● **Exercise description**
In your copy, reproduce the entries exactly as they are, minus the images.

● **Entries supplied**
___

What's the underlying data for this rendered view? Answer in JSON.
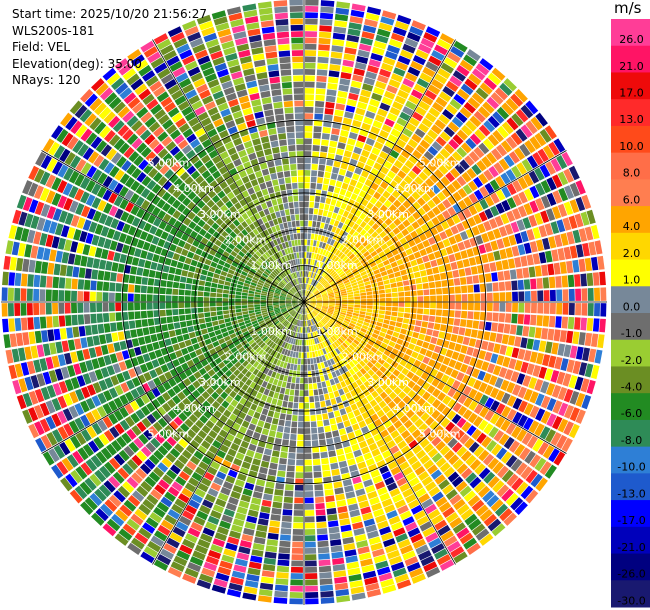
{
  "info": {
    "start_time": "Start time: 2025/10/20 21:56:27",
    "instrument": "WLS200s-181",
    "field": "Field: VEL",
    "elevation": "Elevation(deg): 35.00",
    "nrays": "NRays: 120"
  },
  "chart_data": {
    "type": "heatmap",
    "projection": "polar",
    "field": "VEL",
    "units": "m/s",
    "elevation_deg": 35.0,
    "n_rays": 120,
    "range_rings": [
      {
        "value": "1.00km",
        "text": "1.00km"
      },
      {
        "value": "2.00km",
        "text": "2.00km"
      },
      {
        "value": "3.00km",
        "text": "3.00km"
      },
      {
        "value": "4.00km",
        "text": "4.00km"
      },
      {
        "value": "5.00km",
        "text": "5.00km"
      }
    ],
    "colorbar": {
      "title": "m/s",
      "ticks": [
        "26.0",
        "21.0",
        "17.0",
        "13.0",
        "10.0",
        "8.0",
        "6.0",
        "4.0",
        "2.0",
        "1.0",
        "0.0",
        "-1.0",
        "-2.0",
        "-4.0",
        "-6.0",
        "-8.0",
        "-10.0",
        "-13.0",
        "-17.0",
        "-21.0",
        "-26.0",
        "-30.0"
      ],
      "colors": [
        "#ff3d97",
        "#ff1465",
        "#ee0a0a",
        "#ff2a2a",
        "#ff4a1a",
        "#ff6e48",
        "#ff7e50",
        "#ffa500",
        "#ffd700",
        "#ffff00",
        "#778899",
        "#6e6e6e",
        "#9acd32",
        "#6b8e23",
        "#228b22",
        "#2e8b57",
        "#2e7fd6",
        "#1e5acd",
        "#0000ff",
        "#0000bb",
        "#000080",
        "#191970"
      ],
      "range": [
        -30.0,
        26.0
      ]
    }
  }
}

___

● **Task output**
What's the underlying data for this rendered view? Answer in JSON.
{
  "info": {
    "start_time": "Start time: 2025/10/20 21:56:27",
    "instrument": "WLS200s-181",
    "field": "Field: VEL",
    "elevation": "Elevation(deg): 35.00",
    "nrays": "NRays: 120"
  },
  "chart_data": {
    "type": "heatmap",
    "projection": "polar",
    "field": "VEL",
    "units": "m/s",
    "elevation_deg": 35.0,
    "n_rays": 120,
    "range_rings": [
      {
        "value": "1.00km",
        "text": "1.00km"
      },
      {
        "value": "2.00km",
        "text": "2.00km"
      },
      {
        "value": "3.00km",
        "text": "3.00km"
      },
      {
        "value": "4.00km",
        "text": "4.00km"
      },
      {
        "value": "5.00km",
        "text": "5.00km"
      }
    ],
    "colorbar": {
      "title": "m/s",
      "ticks": [
        "26.0",
        "21.0",
        "17.0",
        "13.0",
        "10.0",
        "8.0",
        "6.0",
        "4.0",
        "2.0",
        "1.0",
        "0.0",
        "-1.0",
        "-2.0",
        "-4.0",
        "-6.0",
        "-8.0",
        "-10.0",
        "-13.0",
        "-17.0",
        "-21.0",
        "-26.0",
        "-30.0"
      ],
      "colors": [
        "#ff3d97",
        "#ff1465",
        "#ee0a0a",
        "#ff2a2a",
        "#ff4a1a",
        "#ff6e48",
        "#ff7e50",
        "#ffa500",
        "#ffd700",
        "#ffff00",
        "#778899",
        "#6e6e6e",
        "#9acd32",
        "#6b8e23",
        "#228b22",
        "#2e8b57",
        "#2e7fd6",
        "#1e5acd",
        "#0000ff",
        "#0000bb",
        "#000080",
        "#191970"
      ],
      "range": [
        -30.0,
        26.0
      ]
    }
  }
}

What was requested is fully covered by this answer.